Zaire's Prime Minister Seen With Large Suitcases ofCash

The Washington Post

Zaire's prime minister reportedly has converted all of the country's hard currency assets into $7 million in cash and appears to be preparing "for a speedy departure from Kinshasa with a couple of large suitcases of cash," according to a confidential State Department cable.

The cable sent to Washington by the U.S. Embassy here quotes "a well-informed source" in the Zairian financial community as saying that Gen. Likulia Bolongo, appointed prime minister last month by President Mobutu Sese Seko, drained the government's overseas petroleum accounts and has taken "personal control" of the assets.

The rebel Alliance of Democratic Forces for the Liberation of Congo-Zaire controls about three-fourths of this enormous central African country of 46 million and is now about 125 miles east of the capital.

According to the State Department cable, the source said Likulia asked for the country's hard-currency assets to be converted into cash late last month. After most of the money was shipped in from Europe - Zaire's commercial banks reportedly had only $700,000 in hard currency - a military armored car delivered the money to the prime minister's compound.

Asian American Leaders Say Clinton Is Snubbing Them

Los Angeles Times

A group of Asian American political leaders, convening here for a major annual meeting, lashed out Thursday at President Clinton, charging they were being slighted by an administration they did so much to support.

Francey Lim Youngberg, executive director of the Congressional Asian Pacific American Caucus Institute, complained that Clinton - the keynote speaker at the group's last two annual meetings - is not attending this year's gathering.

┄┄┄┄┄┄┄┄┄┄┄┄┄┄┄┄┄┄┄┄

Aim 1: Show each line of the entries that contains the string "arrow".
The news excerpts have no connection to the entries that follow.

Dataset records:
┄┄┄┄┄┄┄┄┄┄┄┄┄┄┄┄┄┄┄┄

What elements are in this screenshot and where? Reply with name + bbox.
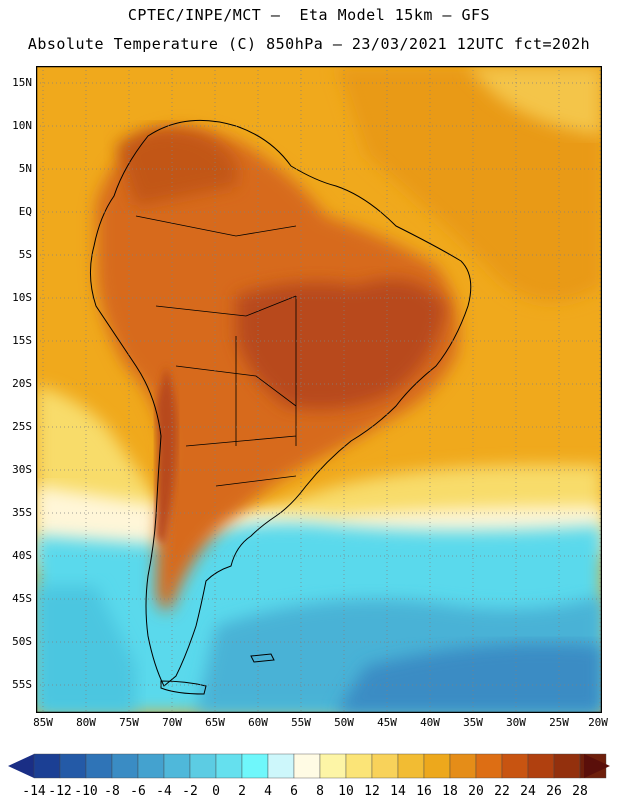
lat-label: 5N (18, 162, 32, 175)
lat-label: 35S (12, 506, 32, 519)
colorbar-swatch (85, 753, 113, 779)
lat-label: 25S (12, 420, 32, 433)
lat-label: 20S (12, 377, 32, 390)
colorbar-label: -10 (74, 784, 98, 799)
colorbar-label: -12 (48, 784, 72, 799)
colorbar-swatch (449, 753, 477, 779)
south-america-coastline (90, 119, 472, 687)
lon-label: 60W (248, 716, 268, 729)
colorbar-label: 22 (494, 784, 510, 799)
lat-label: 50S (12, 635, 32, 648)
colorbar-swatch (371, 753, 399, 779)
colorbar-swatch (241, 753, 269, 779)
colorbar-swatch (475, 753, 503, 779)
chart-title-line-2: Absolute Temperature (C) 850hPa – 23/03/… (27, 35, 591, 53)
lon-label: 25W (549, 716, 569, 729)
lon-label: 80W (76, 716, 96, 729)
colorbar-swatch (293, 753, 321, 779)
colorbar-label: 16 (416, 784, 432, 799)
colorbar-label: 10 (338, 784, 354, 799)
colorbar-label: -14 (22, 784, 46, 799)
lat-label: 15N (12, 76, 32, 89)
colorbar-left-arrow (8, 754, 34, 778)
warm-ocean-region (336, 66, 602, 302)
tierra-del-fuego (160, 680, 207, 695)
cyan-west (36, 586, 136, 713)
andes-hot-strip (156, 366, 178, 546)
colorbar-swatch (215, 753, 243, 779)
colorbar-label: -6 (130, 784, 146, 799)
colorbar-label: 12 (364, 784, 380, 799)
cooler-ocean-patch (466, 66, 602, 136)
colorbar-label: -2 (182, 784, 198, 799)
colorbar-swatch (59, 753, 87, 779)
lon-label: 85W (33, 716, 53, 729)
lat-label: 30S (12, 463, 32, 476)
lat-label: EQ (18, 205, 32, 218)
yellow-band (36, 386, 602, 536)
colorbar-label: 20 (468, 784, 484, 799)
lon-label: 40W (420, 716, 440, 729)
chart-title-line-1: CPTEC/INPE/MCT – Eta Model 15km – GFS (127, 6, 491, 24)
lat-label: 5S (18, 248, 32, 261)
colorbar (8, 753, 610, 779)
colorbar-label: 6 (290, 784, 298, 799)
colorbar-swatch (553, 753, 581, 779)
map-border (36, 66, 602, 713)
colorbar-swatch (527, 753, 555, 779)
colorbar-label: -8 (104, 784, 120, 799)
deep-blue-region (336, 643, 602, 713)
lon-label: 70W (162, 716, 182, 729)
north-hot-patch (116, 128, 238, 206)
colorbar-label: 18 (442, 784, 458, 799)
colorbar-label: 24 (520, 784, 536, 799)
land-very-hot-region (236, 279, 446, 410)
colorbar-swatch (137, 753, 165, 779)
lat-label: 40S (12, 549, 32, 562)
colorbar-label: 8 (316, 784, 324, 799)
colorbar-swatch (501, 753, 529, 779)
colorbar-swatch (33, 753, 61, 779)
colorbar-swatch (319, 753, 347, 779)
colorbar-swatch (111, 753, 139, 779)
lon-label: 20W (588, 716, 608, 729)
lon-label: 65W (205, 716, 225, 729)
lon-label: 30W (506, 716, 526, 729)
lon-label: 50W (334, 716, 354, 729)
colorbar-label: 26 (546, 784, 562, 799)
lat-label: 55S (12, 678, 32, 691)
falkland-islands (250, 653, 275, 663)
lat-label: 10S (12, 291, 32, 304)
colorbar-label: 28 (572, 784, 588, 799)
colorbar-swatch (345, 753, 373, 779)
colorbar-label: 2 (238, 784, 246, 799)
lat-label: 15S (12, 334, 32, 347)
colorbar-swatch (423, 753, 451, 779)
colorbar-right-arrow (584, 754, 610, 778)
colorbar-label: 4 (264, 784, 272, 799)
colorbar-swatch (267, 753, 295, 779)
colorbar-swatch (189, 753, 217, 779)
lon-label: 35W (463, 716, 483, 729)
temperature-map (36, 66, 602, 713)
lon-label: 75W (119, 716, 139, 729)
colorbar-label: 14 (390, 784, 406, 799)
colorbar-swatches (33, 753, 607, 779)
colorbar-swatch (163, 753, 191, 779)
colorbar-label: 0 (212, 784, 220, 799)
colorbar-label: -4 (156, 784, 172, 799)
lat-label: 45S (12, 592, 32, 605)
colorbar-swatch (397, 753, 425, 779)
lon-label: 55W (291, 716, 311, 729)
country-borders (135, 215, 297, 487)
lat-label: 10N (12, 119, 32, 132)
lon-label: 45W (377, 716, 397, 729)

┄┄┄┄┄┄┄┄┄┄┄┄┄┄┄┄┄┄┄┄

Aim 2: Quote the news excerpts starting at "Los Angeles Times" and ending at "this year's gathering.".

Written answer 1:
colorbar-left-arrow (8, 754, 34, 778)
colorbar-right-arrow (584, 754, 610, 778)

Written answer 2:
Los Angeles Times

A group of Asian American political leaders, convening here for a major annual meeting, lashed out Thursday at President Clinton, charging they were being slighted by an administration they did so much to support.

Francey Lim Youngberg, executive director of the Congressional Asian Pacific American Caucus Institute, complained that Clinton - the keynote speaker at the group's last two annual meetings - is not attending this year's gathering.